> [Data provided]
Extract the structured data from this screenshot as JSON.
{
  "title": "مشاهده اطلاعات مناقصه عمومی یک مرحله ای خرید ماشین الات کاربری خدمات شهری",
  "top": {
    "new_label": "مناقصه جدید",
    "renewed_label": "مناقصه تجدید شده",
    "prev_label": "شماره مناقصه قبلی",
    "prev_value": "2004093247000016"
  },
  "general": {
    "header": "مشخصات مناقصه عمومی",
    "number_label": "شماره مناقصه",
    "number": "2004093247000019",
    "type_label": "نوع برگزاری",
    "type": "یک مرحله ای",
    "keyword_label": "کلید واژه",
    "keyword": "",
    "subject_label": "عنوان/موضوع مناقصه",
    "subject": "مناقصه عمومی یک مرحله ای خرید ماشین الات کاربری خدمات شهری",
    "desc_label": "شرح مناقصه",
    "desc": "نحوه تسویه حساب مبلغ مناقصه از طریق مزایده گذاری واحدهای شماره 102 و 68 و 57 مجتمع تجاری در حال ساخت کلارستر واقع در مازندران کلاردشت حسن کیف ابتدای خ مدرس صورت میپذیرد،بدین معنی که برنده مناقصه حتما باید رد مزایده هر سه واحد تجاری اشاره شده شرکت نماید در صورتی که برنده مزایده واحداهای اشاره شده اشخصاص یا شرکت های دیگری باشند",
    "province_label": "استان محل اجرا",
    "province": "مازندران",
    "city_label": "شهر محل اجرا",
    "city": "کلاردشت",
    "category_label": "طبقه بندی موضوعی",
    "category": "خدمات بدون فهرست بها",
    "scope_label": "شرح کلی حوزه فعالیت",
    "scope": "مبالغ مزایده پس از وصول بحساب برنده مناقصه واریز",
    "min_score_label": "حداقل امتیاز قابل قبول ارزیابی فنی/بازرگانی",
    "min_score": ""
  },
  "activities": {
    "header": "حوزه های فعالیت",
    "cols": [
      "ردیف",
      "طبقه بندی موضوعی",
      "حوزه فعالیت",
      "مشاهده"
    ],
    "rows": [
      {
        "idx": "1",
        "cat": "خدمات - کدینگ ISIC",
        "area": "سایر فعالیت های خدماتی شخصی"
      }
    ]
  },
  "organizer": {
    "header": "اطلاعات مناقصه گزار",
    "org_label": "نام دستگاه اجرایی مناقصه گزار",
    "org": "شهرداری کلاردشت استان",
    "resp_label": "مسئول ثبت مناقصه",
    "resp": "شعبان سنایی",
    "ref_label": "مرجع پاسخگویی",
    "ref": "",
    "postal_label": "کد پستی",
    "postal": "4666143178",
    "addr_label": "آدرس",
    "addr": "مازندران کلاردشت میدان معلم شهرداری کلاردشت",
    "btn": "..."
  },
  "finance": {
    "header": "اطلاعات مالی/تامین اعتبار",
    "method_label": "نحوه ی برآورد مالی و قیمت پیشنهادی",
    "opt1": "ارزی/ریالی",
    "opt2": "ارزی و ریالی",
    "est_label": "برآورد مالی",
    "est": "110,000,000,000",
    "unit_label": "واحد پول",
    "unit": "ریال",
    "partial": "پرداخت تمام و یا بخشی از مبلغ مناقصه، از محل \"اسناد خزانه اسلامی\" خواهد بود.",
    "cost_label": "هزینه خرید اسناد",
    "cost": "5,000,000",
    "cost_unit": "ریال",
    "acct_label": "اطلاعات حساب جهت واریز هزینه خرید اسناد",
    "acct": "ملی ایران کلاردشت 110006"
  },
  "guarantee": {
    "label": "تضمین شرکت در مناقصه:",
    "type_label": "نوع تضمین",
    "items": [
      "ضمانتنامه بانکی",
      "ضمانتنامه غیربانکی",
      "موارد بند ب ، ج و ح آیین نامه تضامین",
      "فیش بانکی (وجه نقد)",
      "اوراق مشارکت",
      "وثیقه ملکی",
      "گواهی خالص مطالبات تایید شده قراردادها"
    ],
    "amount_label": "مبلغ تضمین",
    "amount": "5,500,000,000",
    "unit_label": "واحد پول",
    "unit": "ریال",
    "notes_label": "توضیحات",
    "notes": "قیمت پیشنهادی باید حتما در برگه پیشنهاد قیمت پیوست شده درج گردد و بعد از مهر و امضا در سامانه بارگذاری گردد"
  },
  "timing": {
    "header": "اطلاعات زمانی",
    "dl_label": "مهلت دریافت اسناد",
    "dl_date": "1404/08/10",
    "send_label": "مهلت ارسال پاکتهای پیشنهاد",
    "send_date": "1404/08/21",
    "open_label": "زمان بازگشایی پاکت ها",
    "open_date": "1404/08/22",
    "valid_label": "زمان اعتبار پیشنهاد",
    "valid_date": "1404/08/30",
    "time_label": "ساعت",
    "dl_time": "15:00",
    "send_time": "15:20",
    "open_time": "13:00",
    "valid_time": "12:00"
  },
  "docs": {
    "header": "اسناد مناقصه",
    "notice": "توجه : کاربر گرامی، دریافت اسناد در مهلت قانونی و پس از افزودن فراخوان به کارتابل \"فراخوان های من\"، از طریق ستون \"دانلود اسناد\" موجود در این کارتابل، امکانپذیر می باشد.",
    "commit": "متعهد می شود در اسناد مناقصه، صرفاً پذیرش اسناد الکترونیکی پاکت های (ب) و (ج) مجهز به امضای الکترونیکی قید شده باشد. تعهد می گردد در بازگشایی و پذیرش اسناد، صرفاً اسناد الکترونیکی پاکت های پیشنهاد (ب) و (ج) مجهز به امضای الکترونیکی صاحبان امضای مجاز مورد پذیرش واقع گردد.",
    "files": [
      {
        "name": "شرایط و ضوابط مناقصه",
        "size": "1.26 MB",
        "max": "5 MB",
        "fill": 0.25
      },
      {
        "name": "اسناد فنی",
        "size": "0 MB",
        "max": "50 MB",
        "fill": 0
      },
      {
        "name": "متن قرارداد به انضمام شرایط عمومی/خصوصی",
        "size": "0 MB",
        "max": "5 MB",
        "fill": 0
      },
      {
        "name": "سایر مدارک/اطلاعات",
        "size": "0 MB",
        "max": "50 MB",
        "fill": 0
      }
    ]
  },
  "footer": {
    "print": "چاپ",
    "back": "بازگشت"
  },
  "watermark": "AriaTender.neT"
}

> [What is expected] Go through the listing above and restate it word for word.

> [Expected answer]
Extract the structured data from this screenshot as JSON.
{
  "title": "مشاهده اطلاعات مناقصه عمومی یک مرحله ای خرید ماشین الات کاربری خدمات شهری",
  "top": {
    "new_label": "مناقصه جدید",
    "renewed_label": "مناقصه تجدید شده",
    "prev_label": "شماره مناقصه قبلی",
    "prev_value": "2004093247000016"
  },
  "general": {
    "header": "مشخصات مناقصه عمومی",
    "number_label": "شماره مناقصه",
    "number": "2004093247000019",
    "type_label": "نوع برگزاری",
    "type": "یک مرحله ای",
    "keyword_label": "کلید واژه",
    "keyword": "",
    "subject_label": "عنوان/موضوع مناقصه",
    "subject": "مناقصه عمومی یک مرحله ای خرید ماشین الات کاربری خدمات شهری",
    "desc_label": "شرح مناقصه",
    "desc": "نحوه تسویه حساب مبلغ مناقصه از طریق مزایده گذاری واحدهای شماره 102 و 68 و 57 مجتمع تجاری در حال ساخت کلارستر واقع در مازندران کلاردشت حسن کیف ابتدای خ مدرس صورت میپذیرد،بدین معنی که برنده مناقصه حتما باید رد مزایده هر سه واحد تجاری اشاره شده شرکت نماید در صورتی که برنده مزایده واحداهای اشاره شده اشخصاص یا شرکت های دیگری باشند",
    "province_label": "استان محل اجرا",
    "province": "مازندران",
    "city_label": "شهر محل اجرا",
    "city": "کلاردشت",
    "category_label": "طبقه بندی موضوعی",
    "category": "خدمات بدون فهرست بها",
    "scope_label": "شرح کلی حوزه فعالیت",
    "scope": "مبالغ مزایده پس از وصول بحساب برنده مناقصه واریز",
    "min_score_label": "حداقل امتیاز قابل قبول ارزیابی فنی/بازرگانی",
    "min_score": ""
  },
  "activities": {
    "header": "حوزه های فعالیت",
    "cols": [
      "ردیف",
      "طبقه بندی موضوعی",
      "حوزه فعالیت",
      "مشاهده"
    ],
    "rows": [
      {
        "idx": "1",
        "cat": "خدمات - کدینگ ISIC",
        "area": "سایر فعالیت های خدماتی شخصی"
      }
    ]
  },
  "organizer": {
    "header": "اطلاعات مناقصه گزار",
    "org_label": "نام دستگاه اجرایی مناقصه گزار",
    "org": "شهرداری کلاردشت استان",
    "resp_label": "مسئول ثبت مناقصه",
    "resp": "شعبان سنایی",
    "ref_label": "مرجع پاسخگویی",
    "ref": "",
    "postal_label": "کد پستی",
    "postal": "4666143178",
    "addr_label": "آدرس",
    "addr": "مازندران کلاردشت میدان معلم شهرداری کلاردشت",
    "btn": "..."
  },
  "finance": {
    "header": "اطلاعات مالی/تامین اعتبار",
    "method_label": "نحوه ی برآورد مالی و قیمت پیشنهادی",
    "opt1": "ارزی/ریالی",
    "opt2": "ارزی و ریالی",
    "est_label": "برآورد مالی",
    "est": "110,000,000,000",
    "unit_label": "واحد پول",
    "unit": "ریال",
    "partial": "پرداخت تمام و یا بخشی از مبلغ مناقصه، از محل \"اسناد خزانه اسلامی\" خواهد بود.",
    "cost_label": "هزینه خرید اسناد",
    "cost": "5,000,000",
    "cost_unit": "ریال",
    "acct_label": "اطلاعات حساب جهت واریز هزینه خرید اسناد",
    "acct": "ملی ایران کلاردشت 110006"
  },
  "guarantee": {
    "label": "تضمین شرکت در مناقصه:",
    "type_label": "نوع تضمین",
    "items": [
      "ضمانتنامه بانکی",
      "ضمانتنامه غیربانکی",
      "موارد بند ب ، ج و ح آیین نامه تضامین",
      "فیش بانکی (وجه نقد)",
      "اوراق مشارکت",
      "وثیقه ملکی",
      "گواهی خالص مطالبات تایید شده قراردادها"
    ],
    "amount_label": "مبلغ تضمین",
    "amount": "5,500,000,000",
    "unit_label": "واحد پول",
    "unit": "ریال",
    "notes_label": "توضیحات",
    "notes": "قیمت پیشنهادی باید حتما در برگه پیشنهاد قیمت پیوست شده درج گردد و بعد از مهر و امضا در سامانه بارگذاری گردد"
  },
  "timing": {
    "header": "اطلاعات زمانی",
    "dl_label": "مهلت دریافت اسناد",
    "dl_date": "1404/08/10",
    "send_label": "مهلت ارسال پاکتهای پیشنهاد",
    "send_date": "1404/08/21",
    "open_label": "زمان بازگشایی پاکت ها",
    "open_date": "1404/08/22",
    "valid_label": "زمان اعتبار پیشنهاد",
    "valid_date": "1404/08/30",
    "time_label": "ساعت",
    "dl_time": "15:00",
    "send_time": "15:20",
    "open_time": "13:00",
    "valid_time": "12:00"
  },
  "docs": {
    "header": "اسناد مناقصه",
    "notice": "توجه : کاربر گرامی، دریافت اسناد در مهلت قانونی و پس از افزودن فراخوان به کارتابل \"فراخوان های من\"، از طریق ستون \"دانلود اسناد\" موجود در این کارتابل، امکانپذیر می باشد.",
    "commit": "متعهد می شود در اسناد مناقصه، صرفاً پذیرش اسناد الکترونیکی پاکت های (ب) و (ج) مجهز به امضای الکترونیکی قید شده باشد. تعهد می گردد در بازگشایی و پذیرش اسناد، صرفاً اسناد الکترونیکی پاکت های پیشنهاد (ب) و (ج) مجهز به امضای الکترونیکی صاحبان امضای مجاز مورد پذیرش واقع گردد.",
    "files": [
      {
        "name": "شرایط و ضوابط مناقصه",
        "size": "1.26 MB",
        "max": "5 MB",
        "fill": 0.25
      },
      {
        "name": "اسناد فنی",
        "size": "0 MB",
        "max": "50 MB",
        "fill": 0
      },
      {
        "name": "متن قرارداد به انضمام شرایط عمومی/خصوصی",
        "size": "0 MB",
        "max": "5 MB",
        "fill": 0
      },
      {
        "name": "سایر مدارک/اطلاعات",
        "size": "0 MB",
        "max": "50 MB",
        "fill": 0
      }
    ]
  },
  "footer": {
    "print": "چاپ",
    "back": "بازگشت"
  },
  "watermark": "AriaTender.neT"
}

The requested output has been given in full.